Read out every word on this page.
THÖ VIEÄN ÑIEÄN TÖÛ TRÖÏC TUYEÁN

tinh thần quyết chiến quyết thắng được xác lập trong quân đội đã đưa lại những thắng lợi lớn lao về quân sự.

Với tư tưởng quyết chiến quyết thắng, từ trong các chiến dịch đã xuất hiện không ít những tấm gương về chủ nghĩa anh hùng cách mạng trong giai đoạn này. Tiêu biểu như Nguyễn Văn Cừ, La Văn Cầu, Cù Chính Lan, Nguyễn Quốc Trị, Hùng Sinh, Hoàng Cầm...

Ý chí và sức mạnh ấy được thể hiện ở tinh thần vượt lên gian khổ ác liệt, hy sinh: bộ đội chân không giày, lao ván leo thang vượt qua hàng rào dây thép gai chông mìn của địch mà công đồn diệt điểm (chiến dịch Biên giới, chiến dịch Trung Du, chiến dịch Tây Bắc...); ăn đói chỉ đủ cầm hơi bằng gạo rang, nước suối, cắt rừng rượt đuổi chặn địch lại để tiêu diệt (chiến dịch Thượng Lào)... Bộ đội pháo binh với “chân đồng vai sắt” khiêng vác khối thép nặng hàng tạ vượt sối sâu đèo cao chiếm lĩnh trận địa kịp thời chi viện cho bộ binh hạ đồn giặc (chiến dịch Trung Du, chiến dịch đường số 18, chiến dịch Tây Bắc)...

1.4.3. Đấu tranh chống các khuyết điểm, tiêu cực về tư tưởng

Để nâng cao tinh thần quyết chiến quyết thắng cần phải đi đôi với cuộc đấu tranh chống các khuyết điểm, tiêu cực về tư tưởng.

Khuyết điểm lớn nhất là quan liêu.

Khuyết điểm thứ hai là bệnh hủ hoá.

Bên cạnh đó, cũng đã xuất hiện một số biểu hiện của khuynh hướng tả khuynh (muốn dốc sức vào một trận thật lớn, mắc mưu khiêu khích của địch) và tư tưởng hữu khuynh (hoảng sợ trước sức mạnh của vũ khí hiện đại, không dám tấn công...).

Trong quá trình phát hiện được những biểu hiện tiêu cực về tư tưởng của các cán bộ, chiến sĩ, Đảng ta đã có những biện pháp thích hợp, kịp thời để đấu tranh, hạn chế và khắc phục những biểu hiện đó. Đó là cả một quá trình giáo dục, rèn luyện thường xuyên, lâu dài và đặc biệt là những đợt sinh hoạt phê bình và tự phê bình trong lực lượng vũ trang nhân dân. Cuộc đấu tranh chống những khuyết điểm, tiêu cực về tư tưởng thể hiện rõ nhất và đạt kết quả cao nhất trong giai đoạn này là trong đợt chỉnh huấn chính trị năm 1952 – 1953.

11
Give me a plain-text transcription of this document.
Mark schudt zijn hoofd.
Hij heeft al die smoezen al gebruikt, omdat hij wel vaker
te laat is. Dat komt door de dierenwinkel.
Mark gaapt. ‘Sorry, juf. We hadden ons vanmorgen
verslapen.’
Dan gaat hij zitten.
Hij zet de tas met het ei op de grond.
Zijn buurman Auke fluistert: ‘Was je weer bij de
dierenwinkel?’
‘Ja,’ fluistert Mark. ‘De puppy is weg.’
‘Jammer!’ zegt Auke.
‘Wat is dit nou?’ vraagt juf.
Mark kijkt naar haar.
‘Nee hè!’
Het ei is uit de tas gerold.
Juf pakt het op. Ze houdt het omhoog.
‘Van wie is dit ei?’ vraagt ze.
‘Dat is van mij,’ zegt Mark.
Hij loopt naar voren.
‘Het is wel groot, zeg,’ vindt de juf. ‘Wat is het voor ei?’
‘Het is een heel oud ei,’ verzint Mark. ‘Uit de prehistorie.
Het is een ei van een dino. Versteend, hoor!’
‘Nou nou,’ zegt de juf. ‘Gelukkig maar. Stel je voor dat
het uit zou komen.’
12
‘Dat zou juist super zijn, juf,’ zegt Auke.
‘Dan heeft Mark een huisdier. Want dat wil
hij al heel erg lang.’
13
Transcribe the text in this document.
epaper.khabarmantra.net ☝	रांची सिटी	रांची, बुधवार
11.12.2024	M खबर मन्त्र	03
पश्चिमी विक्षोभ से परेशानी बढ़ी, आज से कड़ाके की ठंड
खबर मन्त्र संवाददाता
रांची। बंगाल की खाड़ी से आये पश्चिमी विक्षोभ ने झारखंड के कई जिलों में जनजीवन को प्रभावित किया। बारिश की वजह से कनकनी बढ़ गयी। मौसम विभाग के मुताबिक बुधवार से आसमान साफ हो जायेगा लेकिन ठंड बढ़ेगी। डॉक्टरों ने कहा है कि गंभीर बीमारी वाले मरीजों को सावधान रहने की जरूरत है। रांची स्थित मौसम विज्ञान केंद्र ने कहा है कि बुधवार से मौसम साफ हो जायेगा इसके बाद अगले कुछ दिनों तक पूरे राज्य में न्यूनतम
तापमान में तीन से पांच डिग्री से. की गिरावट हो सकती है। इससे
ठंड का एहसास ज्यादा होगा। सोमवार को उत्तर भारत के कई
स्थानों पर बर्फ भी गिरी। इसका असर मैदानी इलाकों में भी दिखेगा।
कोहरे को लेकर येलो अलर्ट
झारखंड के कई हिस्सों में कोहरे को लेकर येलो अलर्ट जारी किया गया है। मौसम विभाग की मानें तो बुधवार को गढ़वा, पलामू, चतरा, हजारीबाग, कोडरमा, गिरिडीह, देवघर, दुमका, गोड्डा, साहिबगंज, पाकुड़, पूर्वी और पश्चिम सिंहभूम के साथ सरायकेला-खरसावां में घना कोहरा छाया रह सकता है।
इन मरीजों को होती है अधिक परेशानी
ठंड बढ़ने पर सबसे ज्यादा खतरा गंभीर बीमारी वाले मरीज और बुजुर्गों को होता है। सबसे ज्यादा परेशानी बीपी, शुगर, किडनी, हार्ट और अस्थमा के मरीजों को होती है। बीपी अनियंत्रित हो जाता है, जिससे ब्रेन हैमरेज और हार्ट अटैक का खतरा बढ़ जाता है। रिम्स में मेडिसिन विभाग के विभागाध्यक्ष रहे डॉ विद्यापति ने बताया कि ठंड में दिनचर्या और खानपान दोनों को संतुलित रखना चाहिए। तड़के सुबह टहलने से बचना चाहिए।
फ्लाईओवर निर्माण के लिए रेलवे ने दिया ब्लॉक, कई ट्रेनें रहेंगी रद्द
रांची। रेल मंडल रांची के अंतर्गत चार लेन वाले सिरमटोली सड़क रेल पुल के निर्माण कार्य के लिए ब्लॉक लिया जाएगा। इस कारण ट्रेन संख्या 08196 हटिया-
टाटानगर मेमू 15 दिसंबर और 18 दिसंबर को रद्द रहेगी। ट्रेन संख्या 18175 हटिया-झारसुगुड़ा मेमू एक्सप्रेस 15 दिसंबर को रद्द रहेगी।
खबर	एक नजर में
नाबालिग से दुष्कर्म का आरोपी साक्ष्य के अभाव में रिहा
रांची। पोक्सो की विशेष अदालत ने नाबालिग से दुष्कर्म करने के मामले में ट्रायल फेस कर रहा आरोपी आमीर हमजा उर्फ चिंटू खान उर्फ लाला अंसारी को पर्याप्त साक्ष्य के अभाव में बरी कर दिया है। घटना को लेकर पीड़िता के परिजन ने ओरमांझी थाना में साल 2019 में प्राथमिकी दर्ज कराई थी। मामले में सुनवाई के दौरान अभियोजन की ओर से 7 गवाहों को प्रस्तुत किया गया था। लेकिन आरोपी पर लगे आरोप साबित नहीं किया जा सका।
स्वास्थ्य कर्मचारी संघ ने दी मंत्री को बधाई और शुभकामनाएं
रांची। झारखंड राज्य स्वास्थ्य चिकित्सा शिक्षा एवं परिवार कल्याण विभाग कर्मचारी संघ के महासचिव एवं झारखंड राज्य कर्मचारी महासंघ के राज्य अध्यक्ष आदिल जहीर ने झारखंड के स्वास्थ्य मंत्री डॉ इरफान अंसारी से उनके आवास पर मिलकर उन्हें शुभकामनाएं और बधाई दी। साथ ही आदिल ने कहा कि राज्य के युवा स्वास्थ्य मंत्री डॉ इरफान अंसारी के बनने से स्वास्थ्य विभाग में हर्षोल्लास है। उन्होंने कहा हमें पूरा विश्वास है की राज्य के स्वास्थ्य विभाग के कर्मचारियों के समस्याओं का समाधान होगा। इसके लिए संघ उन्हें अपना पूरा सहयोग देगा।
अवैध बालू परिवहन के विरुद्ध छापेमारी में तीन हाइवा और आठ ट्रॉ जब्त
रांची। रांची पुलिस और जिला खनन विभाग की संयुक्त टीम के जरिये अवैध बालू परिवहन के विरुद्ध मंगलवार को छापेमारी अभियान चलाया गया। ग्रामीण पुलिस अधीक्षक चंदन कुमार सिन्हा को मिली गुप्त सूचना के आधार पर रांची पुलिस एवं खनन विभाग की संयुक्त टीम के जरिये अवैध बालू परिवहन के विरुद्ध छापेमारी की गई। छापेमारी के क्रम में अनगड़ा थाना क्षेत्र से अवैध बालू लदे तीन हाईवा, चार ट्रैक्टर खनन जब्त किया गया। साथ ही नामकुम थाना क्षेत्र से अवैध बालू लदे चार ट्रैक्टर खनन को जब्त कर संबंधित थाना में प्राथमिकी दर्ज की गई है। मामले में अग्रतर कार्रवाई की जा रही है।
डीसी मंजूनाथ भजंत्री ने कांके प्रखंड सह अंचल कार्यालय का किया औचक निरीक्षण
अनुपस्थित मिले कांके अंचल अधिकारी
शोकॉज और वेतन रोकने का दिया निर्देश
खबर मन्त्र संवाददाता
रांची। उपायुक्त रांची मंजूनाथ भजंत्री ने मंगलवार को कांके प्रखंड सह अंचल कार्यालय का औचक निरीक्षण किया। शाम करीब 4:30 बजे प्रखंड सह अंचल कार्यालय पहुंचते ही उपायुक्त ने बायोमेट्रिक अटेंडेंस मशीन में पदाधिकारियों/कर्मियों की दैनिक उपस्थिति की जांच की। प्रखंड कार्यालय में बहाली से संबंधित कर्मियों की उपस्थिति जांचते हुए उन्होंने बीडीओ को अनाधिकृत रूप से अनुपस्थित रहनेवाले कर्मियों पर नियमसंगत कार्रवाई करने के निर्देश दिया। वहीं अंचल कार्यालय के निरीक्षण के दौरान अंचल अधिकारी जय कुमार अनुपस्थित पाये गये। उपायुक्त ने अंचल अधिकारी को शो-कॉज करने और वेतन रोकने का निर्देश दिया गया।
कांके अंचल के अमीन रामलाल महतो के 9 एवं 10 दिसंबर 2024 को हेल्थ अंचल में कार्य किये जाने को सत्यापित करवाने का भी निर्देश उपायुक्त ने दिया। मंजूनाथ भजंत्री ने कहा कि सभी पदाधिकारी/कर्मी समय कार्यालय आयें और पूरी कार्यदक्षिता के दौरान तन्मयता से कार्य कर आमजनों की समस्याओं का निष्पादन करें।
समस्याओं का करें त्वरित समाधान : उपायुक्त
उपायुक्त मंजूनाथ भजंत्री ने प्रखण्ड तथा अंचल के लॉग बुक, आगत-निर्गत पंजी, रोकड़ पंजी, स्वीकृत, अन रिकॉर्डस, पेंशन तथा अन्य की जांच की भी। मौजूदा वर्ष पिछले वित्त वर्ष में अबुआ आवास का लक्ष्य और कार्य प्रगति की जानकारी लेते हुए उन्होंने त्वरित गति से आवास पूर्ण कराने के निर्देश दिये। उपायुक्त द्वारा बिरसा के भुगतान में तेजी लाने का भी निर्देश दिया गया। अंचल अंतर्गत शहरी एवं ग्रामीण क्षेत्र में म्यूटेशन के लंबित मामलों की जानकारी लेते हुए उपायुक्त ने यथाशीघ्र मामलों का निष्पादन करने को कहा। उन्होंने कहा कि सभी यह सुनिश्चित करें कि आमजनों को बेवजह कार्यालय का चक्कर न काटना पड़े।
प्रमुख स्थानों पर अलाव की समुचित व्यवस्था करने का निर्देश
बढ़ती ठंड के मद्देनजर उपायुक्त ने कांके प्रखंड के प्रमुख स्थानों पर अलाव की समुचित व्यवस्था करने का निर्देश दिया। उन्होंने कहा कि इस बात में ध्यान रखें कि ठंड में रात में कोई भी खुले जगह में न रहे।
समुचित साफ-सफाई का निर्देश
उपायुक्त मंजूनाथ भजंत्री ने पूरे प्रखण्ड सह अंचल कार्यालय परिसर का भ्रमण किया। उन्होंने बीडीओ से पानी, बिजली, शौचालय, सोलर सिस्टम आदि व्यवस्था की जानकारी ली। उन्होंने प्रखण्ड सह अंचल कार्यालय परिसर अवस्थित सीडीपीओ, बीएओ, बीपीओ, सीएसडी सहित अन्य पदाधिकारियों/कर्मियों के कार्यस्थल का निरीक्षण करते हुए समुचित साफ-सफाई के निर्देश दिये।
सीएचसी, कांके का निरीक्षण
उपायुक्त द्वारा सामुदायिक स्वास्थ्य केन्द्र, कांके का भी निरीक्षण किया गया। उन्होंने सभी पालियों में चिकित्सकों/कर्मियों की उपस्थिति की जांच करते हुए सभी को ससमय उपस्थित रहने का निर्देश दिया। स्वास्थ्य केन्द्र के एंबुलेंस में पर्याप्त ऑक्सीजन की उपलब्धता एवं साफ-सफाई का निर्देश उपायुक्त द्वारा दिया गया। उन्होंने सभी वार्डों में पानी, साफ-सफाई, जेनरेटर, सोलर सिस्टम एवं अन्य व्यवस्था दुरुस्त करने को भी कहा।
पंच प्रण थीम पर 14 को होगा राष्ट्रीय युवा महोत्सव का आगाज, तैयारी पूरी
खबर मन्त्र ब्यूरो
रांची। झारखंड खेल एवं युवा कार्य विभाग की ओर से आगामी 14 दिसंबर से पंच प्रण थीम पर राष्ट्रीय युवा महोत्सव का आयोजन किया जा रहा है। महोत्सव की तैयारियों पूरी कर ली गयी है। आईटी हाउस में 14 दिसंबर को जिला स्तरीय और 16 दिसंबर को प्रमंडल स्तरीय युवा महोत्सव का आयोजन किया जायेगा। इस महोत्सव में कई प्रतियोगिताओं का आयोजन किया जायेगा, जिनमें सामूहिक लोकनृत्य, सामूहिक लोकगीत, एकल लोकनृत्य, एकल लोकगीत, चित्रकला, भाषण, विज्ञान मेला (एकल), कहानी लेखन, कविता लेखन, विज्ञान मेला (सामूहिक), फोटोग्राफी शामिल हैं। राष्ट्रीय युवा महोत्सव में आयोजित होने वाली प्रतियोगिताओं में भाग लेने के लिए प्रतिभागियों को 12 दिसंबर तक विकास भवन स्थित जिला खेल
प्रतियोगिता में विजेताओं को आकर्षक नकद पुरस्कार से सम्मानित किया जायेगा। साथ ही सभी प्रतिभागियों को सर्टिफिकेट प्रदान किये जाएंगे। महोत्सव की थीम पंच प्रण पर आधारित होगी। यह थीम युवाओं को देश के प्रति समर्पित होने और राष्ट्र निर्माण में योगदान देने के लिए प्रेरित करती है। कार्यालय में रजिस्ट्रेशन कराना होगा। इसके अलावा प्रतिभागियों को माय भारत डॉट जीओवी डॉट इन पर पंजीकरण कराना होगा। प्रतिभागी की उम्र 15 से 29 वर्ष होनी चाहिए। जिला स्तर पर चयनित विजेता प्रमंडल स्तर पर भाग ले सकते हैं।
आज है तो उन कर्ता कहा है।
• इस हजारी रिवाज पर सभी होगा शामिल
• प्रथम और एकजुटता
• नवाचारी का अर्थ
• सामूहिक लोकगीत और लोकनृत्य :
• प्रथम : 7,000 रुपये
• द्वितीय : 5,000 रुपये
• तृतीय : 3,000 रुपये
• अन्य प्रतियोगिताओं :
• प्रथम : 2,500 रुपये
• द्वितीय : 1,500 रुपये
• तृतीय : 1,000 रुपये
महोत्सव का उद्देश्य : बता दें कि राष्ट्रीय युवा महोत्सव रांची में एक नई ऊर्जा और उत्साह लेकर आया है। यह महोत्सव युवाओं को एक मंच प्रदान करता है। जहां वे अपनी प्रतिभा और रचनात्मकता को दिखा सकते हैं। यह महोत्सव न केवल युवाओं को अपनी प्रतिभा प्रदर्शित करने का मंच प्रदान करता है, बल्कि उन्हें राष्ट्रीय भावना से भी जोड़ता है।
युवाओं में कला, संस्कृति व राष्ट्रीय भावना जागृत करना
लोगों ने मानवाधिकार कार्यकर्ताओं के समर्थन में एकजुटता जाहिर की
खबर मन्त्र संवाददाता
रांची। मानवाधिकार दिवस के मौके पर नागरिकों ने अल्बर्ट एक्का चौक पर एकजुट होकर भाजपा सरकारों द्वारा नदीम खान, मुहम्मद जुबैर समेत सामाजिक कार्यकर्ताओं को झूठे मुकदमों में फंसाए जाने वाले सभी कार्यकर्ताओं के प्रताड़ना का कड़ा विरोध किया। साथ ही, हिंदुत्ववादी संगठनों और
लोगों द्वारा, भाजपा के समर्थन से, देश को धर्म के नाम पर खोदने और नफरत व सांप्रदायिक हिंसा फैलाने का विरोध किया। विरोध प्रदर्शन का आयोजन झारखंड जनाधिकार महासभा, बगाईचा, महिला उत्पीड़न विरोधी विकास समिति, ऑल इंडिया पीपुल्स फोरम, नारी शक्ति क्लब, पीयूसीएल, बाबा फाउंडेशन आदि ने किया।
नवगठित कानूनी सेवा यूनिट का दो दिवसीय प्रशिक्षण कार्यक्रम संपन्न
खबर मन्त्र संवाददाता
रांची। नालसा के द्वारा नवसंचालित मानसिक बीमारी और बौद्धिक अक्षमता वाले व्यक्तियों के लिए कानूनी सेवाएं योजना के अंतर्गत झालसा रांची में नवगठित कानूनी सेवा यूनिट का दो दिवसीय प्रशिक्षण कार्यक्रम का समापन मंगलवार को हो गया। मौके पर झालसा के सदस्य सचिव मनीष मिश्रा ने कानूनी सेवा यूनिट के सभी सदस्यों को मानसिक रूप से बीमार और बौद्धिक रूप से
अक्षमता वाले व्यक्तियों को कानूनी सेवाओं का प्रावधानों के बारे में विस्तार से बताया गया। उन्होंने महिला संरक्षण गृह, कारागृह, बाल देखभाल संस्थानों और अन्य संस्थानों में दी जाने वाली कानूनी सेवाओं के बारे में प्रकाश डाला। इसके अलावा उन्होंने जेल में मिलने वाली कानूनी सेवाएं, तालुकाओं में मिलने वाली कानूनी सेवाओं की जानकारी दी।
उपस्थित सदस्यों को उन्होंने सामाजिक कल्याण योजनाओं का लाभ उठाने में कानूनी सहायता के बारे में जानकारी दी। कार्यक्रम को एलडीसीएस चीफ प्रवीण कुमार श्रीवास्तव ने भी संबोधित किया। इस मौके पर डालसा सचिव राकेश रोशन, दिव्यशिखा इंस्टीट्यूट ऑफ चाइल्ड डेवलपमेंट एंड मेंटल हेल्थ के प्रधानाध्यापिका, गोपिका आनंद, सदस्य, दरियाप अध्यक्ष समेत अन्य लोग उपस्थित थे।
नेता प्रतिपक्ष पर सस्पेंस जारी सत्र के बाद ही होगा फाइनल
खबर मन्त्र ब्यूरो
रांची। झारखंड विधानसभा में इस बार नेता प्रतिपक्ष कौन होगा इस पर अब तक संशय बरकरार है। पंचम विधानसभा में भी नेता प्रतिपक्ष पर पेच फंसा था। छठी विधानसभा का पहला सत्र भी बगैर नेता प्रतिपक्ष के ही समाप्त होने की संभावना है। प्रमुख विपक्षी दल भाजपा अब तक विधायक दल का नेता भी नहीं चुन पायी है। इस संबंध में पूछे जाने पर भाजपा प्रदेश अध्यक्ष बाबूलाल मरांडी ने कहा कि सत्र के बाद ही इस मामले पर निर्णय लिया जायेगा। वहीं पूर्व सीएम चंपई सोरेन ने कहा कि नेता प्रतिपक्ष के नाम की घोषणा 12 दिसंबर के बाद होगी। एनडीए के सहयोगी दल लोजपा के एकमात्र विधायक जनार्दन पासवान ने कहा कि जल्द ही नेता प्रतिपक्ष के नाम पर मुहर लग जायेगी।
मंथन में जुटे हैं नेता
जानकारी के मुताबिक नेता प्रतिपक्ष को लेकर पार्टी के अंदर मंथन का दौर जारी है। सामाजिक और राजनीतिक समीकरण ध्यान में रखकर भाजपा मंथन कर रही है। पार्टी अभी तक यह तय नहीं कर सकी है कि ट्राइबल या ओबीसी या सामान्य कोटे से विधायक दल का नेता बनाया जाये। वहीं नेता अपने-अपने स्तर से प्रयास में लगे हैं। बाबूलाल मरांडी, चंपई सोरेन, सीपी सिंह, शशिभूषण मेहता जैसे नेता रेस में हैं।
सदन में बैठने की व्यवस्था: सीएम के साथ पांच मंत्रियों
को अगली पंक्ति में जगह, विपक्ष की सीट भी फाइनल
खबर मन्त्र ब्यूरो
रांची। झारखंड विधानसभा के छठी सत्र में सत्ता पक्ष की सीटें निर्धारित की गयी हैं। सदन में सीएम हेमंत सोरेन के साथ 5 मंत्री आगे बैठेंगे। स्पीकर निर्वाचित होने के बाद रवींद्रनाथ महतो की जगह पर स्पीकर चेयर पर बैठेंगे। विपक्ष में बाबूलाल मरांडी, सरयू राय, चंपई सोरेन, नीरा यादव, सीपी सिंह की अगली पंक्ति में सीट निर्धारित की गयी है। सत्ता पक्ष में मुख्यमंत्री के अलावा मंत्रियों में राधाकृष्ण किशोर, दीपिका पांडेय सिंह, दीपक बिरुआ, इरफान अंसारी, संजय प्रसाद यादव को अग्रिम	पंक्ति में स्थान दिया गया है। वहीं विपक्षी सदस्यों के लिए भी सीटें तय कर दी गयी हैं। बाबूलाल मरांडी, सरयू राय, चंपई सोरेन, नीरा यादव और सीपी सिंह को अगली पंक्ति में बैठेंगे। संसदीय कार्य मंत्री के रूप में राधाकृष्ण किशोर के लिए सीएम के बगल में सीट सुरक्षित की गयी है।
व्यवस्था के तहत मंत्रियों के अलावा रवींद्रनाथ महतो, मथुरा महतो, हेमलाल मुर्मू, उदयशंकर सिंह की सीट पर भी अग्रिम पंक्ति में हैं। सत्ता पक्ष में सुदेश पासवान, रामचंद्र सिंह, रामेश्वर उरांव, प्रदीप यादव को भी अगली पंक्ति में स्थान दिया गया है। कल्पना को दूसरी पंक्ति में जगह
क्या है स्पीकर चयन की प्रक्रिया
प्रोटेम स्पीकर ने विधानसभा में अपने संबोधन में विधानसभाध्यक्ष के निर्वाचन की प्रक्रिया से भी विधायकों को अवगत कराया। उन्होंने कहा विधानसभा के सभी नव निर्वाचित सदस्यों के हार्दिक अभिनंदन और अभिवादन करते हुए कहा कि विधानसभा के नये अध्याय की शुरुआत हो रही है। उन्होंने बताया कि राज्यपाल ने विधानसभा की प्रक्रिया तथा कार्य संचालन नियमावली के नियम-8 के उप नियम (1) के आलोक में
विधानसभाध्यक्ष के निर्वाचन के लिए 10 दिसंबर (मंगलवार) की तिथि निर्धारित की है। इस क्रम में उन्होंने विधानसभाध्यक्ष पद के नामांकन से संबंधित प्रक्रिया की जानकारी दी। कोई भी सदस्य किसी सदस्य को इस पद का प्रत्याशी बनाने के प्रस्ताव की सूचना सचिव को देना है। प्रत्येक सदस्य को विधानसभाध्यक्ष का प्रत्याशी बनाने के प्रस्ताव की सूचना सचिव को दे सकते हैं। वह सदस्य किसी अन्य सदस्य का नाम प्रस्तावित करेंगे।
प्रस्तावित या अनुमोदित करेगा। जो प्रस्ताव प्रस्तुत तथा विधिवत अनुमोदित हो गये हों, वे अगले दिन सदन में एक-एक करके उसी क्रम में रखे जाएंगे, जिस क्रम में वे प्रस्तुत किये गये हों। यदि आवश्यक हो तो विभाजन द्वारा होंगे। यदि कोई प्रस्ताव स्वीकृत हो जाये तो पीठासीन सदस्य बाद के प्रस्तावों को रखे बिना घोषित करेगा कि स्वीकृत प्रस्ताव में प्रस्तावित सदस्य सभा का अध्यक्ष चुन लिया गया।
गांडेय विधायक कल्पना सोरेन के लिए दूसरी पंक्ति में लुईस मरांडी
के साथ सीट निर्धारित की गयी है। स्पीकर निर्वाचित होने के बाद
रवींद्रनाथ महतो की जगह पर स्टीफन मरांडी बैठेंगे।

• _Task brief_:
Return every line holding the word "Mark" from the records.

• _Final result_:
Mark schudt zijn hoofd.
Mark gaapt. ‘Sorry, juf. We hadden ons vanmorgen
‘Ja,’ fluistert Mark. ‘De puppy is weg.’
Mark kijkt naar haar.
‘Dat is van mij,’ zegt Mark.
‘Het is een heel oud ei,’ verzint Mark. ‘Uit de prehistorie.
‘Dan heeft Mark een huisdier. Want dat wil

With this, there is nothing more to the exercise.